Entries with figure data:
• • • • • • •
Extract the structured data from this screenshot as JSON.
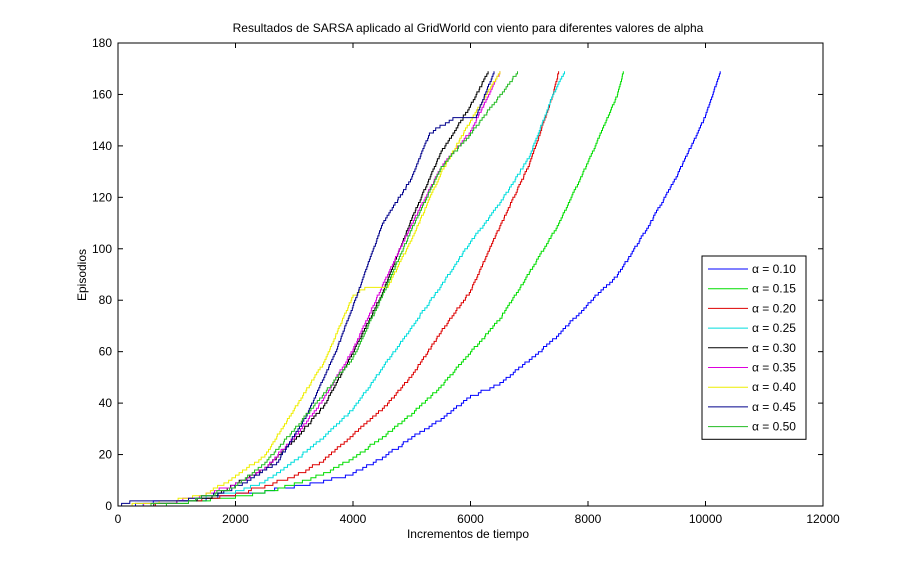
{
  "chart_data": {
    "type": "line",
    "title": "Resultados de SARSA aplicado al GridWorld con viento para diferentes valores de alpha",
    "xlabel": "Incrementos de tiempo",
    "ylabel": "Episodios",
    "xlim": [
      0,
      12000
    ],
    "ylim": [
      0,
      180
    ],
    "xticks": [
      0,
      2000,
      4000,
      6000,
      8000,
      10000,
      12000
    ],
    "yticks": [
      0,
      20,
      40,
      60,
      80,
      100,
      120,
      140,
      160,
      180
    ],
    "xtick_labels": [
      "0",
      "2000",
      "4000",
      "6000",
      "8000",
      "10000",
      "12000"
    ],
    "ytick_labels": [
      "0",
      "20",
      "40",
      "60",
      "80",
      "100",
      "120",
      "140",
      "160",
      "180"
    ],
    "grid": false,
    "legend_position": "right",
    "series": [
      {
        "name": "α = 0.10",
        "color": "#0000ff",
        "points": [
          [
            0,
            0
          ],
          [
            600,
            2
          ],
          [
            1500,
            3
          ],
          [
            2000,
            5
          ],
          [
            2500,
            6
          ],
          [
            3000,
            8
          ],
          [
            3500,
            10
          ],
          [
            4000,
            13
          ],
          [
            4500,
            19
          ],
          [
            5000,
            27
          ],
          [
            5500,
            34
          ],
          [
            6000,
            43
          ],
          [
            6500,
            48
          ],
          [
            7000,
            57
          ],
          [
            7500,
            67
          ],
          [
            8000,
            79
          ],
          [
            8500,
            90
          ],
          [
            9000,
            108
          ],
          [
            9500,
            128
          ],
          [
            10000,
            152
          ],
          [
            10250,
            169
          ]
        ]
      },
      {
        "name": "α = 0.15",
        "color": "#00dd00",
        "points": [
          [
            0,
            0
          ],
          [
            1200,
            2
          ],
          [
            2000,
            4
          ],
          [
            2500,
            6
          ],
          [
            3000,
            9
          ],
          [
            3500,
            13
          ],
          [
            4000,
            19
          ],
          [
            4500,
            27
          ],
          [
            5000,
            36
          ],
          [
            5500,
            47
          ],
          [
            6000,
            60
          ],
          [
            6500,
            73
          ],
          [
            7000,
            91
          ],
          [
            7500,
            110
          ],
          [
            8000,
            134
          ],
          [
            8500,
            160
          ],
          [
            8600,
            169
          ]
        ]
      },
      {
        "name": "α = 0.20",
        "color": "#dd0000",
        "points": [
          [
            0,
            0
          ],
          [
            1000,
            2
          ],
          [
            2000,
            5
          ],
          [
            2500,
            8
          ],
          [
            3000,
            12
          ],
          [
            3500,
            18
          ],
          [
            4000,
            28
          ],
          [
            4500,
            38
          ],
          [
            5000,
            51
          ],
          [
            5500,
            68
          ],
          [
            6000,
            84
          ],
          [
            6500,
            109
          ],
          [
            7000,
            133
          ],
          [
            7400,
            160
          ],
          [
            7500,
            169
          ]
        ]
      },
      {
        "name": "α = 0.25",
        "color": "#00dddd",
        "points": [
          [
            0,
            0
          ],
          [
            1000,
            2
          ],
          [
            1500,
            4
          ],
          [
            2000,
            6
          ],
          [
            2500,
            10
          ],
          [
            3000,
            18
          ],
          [
            3500,
            27
          ],
          [
            4000,
            38
          ],
          [
            4500,
            54
          ],
          [
            5000,
            70
          ],
          [
            5500,
            86
          ],
          [
            6000,
            103
          ],
          [
            6500,
            118
          ],
          [
            7000,
            136
          ],
          [
            7400,
            160
          ],
          [
            7600,
            169
          ]
        ]
      },
      {
        "name": "α = 0.30",
        "color": "#000000",
        "points": [
          [
            0,
            0
          ],
          [
            1000,
            2
          ],
          [
            1600,
            4
          ],
          [
            2000,
            9
          ],
          [
            2500,
            15
          ],
          [
            3000,
            26
          ],
          [
            3500,
            39
          ],
          [
            4000,
            60
          ],
          [
            4500,
            83
          ],
          [
            5000,
            112
          ],
          [
            5500,
            138
          ],
          [
            6000,
            156
          ],
          [
            6300,
            169
          ]
        ]
      },
      {
        "name": "α = 0.35",
        "color": "#dd00dd",
        "points": [
          [
            0,
            0
          ],
          [
            1000,
            2
          ],
          [
            1500,
            5
          ],
          [
            2000,
            9
          ],
          [
            2500,
            15
          ],
          [
            3000,
            27
          ],
          [
            3500,
            42
          ],
          [
            4000,
            61
          ],
          [
            4500,
            86
          ],
          [
            5000,
            110
          ],
          [
            5500,
            132
          ],
          [
            6000,
            146
          ],
          [
            6500,
            169
          ]
        ]
      },
      {
        "name": "α = 0.40",
        "color": "#eeee00",
        "points": [
          [
            0,
            0
          ],
          [
            700,
            2
          ],
          [
            1500,
            5
          ],
          [
            2000,
            12
          ],
          [
            2500,
            20
          ],
          [
            3000,
            38
          ],
          [
            3500,
            56
          ],
          [
            4000,
            82
          ],
          [
            4200,
            85
          ],
          [
            4600,
            86
          ],
          [
            5000,
            104
          ],
          [
            5500,
            130
          ],
          [
            6000,
            150
          ],
          [
            6500,
            169
          ]
        ]
      },
      {
        "name": "α = 0.45",
        "color": "#00008b",
        "points": [
          [
            0,
            0
          ],
          [
            200,
            2
          ],
          [
            1200,
            3
          ],
          [
            1800,
            6
          ],
          [
            2200,
            10
          ],
          [
            2700,
            17
          ],
          [
            3200,
            35
          ],
          [
            3700,
            60
          ],
          [
            4000,
            78
          ],
          [
            4500,
            110
          ],
          [
            5000,
            128
          ],
          [
            5300,
            145
          ],
          [
            5700,
            151
          ],
          [
            6100,
            152
          ],
          [
            6400,
            169
          ]
        ]
      },
      {
        "name": "α = 0.50",
        "color": "#22bb22",
        "points": [
          [
            0,
            0
          ],
          [
            1200,
            2
          ],
          [
            2000,
            8
          ],
          [
            2500,
            17
          ],
          [
            3000,
            30
          ],
          [
            3500,
            44
          ],
          [
            4000,
            58
          ],
          [
            4500,
            82
          ],
          [
            5000,
            108
          ],
          [
            5500,
            132
          ],
          [
            6000,
            145
          ],
          [
            6500,
            160
          ],
          [
            6800,
            169
          ]
        ]
      }
    ]
  }
}
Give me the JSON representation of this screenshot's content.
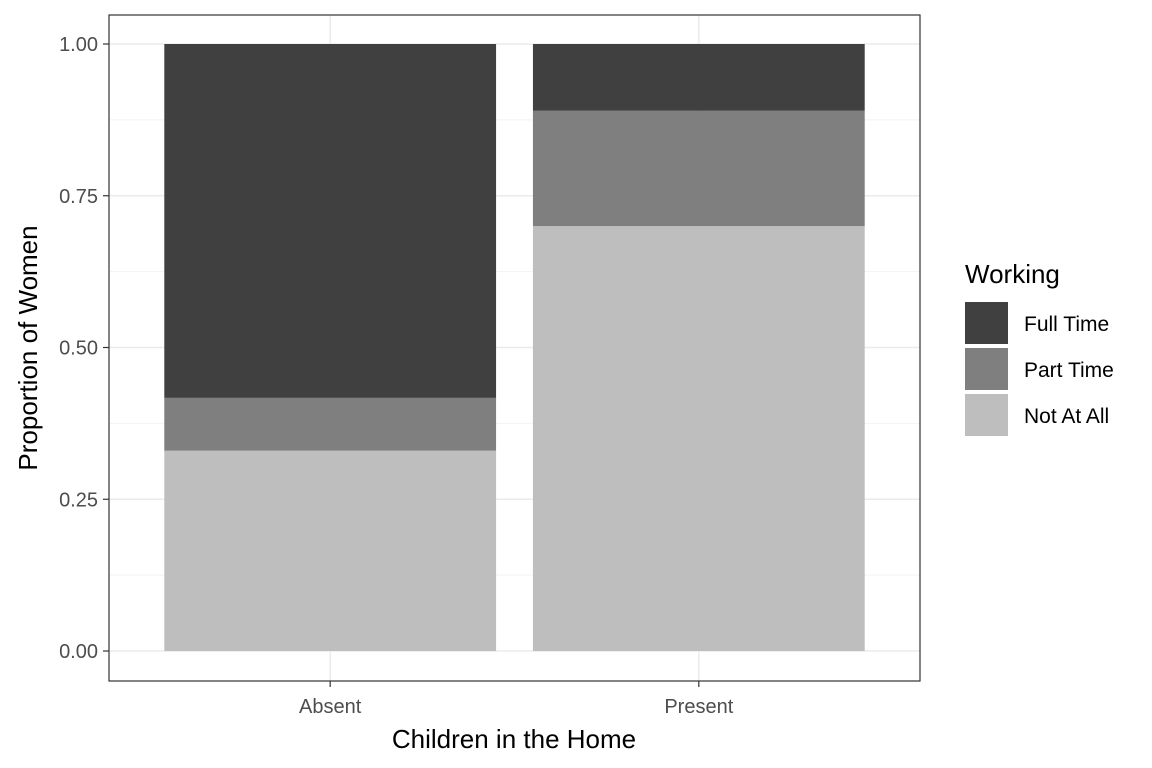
• • • • • • •
> **What is being asked**
Leave out the pictures and give the listing above again exactly.

> **Output for this exercise**
Extract the structured data from this screenshot as JSON.
{
  "chart_data": {
    "type": "line",
    "title": "Resultados de SARSA aplicado al GridWorld con viento para diferentes valores de alpha",
    "xlabel": "Incrementos de tiempo",
    "ylabel": "Episodios",
    "xlim": [
      0,
      12000
    ],
    "ylim": [
      0,
      180
    ],
    "xticks": [
      0,
      2000,
      4000,
      6000,
      8000,
      10000,
      12000
    ],
    "yticks": [
      0,
      20,
      40,
      60,
      80,
      100,
      120,
      140,
      160,
      180
    ],
    "xtick_labels": [
      "0",
      "2000",
      "4000",
      "6000",
      "8000",
      "10000",
      "12000"
    ],
    "ytick_labels": [
      "0",
      "20",
      "40",
      "60",
      "80",
      "100",
      "120",
      "140",
      "160",
      "180"
    ],
    "grid": false,
    "legend_position": "right",
    "series": [
      {
        "name": "α = 0.10",
        "color": "#0000ff",
        "points": [
          [
            0,
            0
          ],
          [
            600,
            2
          ],
          [
            1500,
            3
          ],
          [
            2000,
            5
          ],
          [
            2500,
            6
          ],
          [
            3000,
            8
          ],
          [
            3500,
            10
          ],
          [
            4000,
            13
          ],
          [
            4500,
            19
          ],
          [
            5000,
            27
          ],
          [
            5500,
            34
          ],
          [
            6000,
            43
          ],
          [
            6500,
            48
          ],
          [
            7000,
            57
          ],
          [
            7500,
            67
          ],
          [
            8000,
            79
          ],
          [
            8500,
            90
          ],
          [
            9000,
            108
          ],
          [
            9500,
            128
          ],
          [
            10000,
            152
          ],
          [
            10250,
            169
          ]
        ]
      },
      {
        "name": "α = 0.15",
        "color": "#00dd00",
        "points": [
          [
            0,
            0
          ],
          [
            1200,
            2
          ],
          [
            2000,
            4
          ],
          [
            2500,
            6
          ],
          [
            3000,
            9
          ],
          [
            3500,
            13
          ],
          [
            4000,
            19
          ],
          [
            4500,
            27
          ],
          [
            5000,
            36
          ],
          [
            5500,
            47
          ],
          [
            6000,
            60
          ],
          [
            6500,
            73
          ],
          [
            7000,
            91
          ],
          [
            7500,
            110
          ],
          [
            8000,
            134
          ],
          [
            8500,
            160
          ],
          [
            8600,
            169
          ]
        ]
      },
      {
        "name": "α = 0.20",
        "color": "#dd0000",
        "points": [
          [
            0,
            0
          ],
          [
            1000,
            2
          ],
          [
            2000,
            5
          ],
          [
            2500,
            8
          ],
          [
            3000,
            12
          ],
          [
            3500,
            18
          ],
          [
            4000,
            28
          ],
          [
            4500,
            38
          ],
          [
            5000,
            51
          ],
          [
            5500,
            68
          ],
          [
            6000,
            84
          ],
          [
            6500,
            109
          ],
          [
            7000,
            133
          ],
          [
            7400,
            160
          ],
          [
            7500,
            169
          ]
        ]
      },
      {
        "name": "α = 0.25",
        "color": "#00dddd",
        "points": [
          [
            0,
            0
          ],
          [
            1000,
            2
          ],
          [
            1500,
            4
          ],
          [
            2000,
            6
          ],
          [
            2500,
            10
          ],
          [
            3000,
            18
          ],
          [
            3500,
            27
          ],
          [
            4000,
            38
          ],
          [
            4500,
            54
          ],
          [
            5000,
            70
          ],
          [
            5500,
            86
          ],
          [
            6000,
            103
          ],
          [
            6500,
            118
          ],
          [
            7000,
            136
          ],
          [
            7400,
            160
          ],
          [
            7600,
            169
          ]
        ]
      },
      {
        "name": "α = 0.30",
        "color": "#000000",
        "points": [
          [
            0,
            0
          ],
          [
            1000,
            2
          ],
          [
            1600,
            4
          ],
          [
            2000,
            9
          ],
          [
            2500,
            15
          ],
          [
            3000,
            26
          ],
          [
            3500,
            39
          ],
          [
            4000,
            60
          ],
          [
            4500,
            83
          ],
          [
            5000,
            112
          ],
          [
            5500,
            138
          ],
          [
            6000,
            156
          ],
          [
            6300,
            169
          ]
        ]
      },
      {
        "name": "α = 0.35",
        "color": "#dd00dd",
        "points": [
          [
            0,
            0
          ],
          [
            1000,
            2
          ],
          [
            1500,
            5
          ],
          [
            2000,
            9
          ],
          [
            2500,
            15
          ],
          [
            3000,
            27
          ],
          [
            3500,
            42
          ],
          [
            4000,
            61
          ],
          [
            4500,
            86
          ],
          [
            5000,
            110
          ],
          [
            5500,
            132
          ],
          [
            6000,
            146
          ],
          [
            6500,
            169
          ]
        ]
      },
      {
        "name": "α = 0.40",
        "color": "#eeee00",
        "points": [
          [
            0,
            0
          ],
          [
            700,
            2
          ],
          [
            1500,
            5
          ],
          [
            2000,
            12
          ],
          [
            2500,
            20
          ],
          [
            3000,
            38
          ],
          [
            3500,
            56
          ],
          [
            4000,
            82
          ],
          [
            4200,
            85
          ],
          [
            4600,
            86
          ],
          [
            5000,
            104
          ],
          [
            5500,
            130
          ],
          [
            6000,
            150
          ],
          [
            6500,
            169
          ]
        ]
      },
      {
        "name": "α = 0.45",
        "color": "#00008b",
        "points": [
          [
            0,
            0
          ],
          [
            200,
            2
          ],
          [
            1200,
            3
          ],
          [
            1800,
            6
          ],
          [
            2200,
            10
          ],
          [
            2700,
            17
          ],
          [
            3200,
            35
          ],
          [
            3700,
            60
          ],
          [
            4000,
            78
          ],
          [
            4500,
            110
          ],
          [
            5000,
            128
          ],
          [
            5300,
            145
          ],
          [
            5700,
            151
          ],
          [
            6100,
            152
          ],
          [
            6400,
            169
          ]
        ]
      },
      {
        "name": "α = 0.50",
        "color": "#22bb22",
        "points": [
          [
            0,
            0
          ],
          [
            1200,
            2
          ],
          [
            2000,
            8
          ],
          [
            2500,
            17
          ],
          [
            3000,
            30
          ],
          [
            3500,
            44
          ],
          [
            4000,
            58
          ],
          [
            4500,
            82
          ],
          [
            5000,
            108
          ],
          [
            5500,
            132
          ],
          [
            6000,
            145
          ],
          [
            6500,
            160
          ],
          [
            6800,
            169
          ]
        ]
      }
    ]
  }
}
Give me the JSON representation of this screenshot's content.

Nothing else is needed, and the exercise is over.